■ WRITTEN REQUEST
Wherever "your" appears in a line, list that line.

>> BEGIN DATA RECORDS

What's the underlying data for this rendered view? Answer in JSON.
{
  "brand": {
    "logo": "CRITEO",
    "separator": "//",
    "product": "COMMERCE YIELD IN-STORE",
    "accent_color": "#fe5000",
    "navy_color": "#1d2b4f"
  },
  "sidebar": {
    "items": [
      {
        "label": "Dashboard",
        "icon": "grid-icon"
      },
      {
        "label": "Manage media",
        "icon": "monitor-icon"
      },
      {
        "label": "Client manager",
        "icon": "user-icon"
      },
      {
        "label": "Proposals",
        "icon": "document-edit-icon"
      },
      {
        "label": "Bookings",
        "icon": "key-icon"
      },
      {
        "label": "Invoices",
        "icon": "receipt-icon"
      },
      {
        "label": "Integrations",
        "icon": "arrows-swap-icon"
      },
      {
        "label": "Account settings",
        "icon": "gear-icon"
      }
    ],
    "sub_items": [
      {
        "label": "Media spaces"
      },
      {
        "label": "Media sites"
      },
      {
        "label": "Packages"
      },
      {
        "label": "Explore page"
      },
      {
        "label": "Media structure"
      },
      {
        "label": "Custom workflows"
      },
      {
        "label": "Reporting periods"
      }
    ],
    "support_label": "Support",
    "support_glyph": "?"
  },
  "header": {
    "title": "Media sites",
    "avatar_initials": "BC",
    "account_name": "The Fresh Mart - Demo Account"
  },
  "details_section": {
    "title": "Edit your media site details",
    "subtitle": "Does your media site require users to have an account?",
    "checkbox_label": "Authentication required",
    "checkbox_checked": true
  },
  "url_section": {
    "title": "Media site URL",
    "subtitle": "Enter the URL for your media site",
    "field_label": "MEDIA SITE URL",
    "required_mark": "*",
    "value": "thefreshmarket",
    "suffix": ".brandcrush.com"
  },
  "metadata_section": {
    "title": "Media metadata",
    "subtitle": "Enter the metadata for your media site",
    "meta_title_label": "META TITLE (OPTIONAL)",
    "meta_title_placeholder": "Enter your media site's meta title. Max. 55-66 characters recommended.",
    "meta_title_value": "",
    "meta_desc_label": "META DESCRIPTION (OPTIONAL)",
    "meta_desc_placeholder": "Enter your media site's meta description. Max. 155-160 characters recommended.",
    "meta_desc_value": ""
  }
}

>> END DATA RECORDS

■ WRITTEN RESPONSE
    "title": "Edit your media site details",
    "subtitle": "Does your media site require users to have an account?",
    "subtitle": "Enter the URL for your media site",
    "subtitle": "Enter the metadata for your media site",
    "meta_title_placeholder": "Enter your media site's meta title. Max. 55-66 characters recommended.",
    "meta_desc_placeholder": "Enter your media site's meta description. Max. 155-160 characters recommended.",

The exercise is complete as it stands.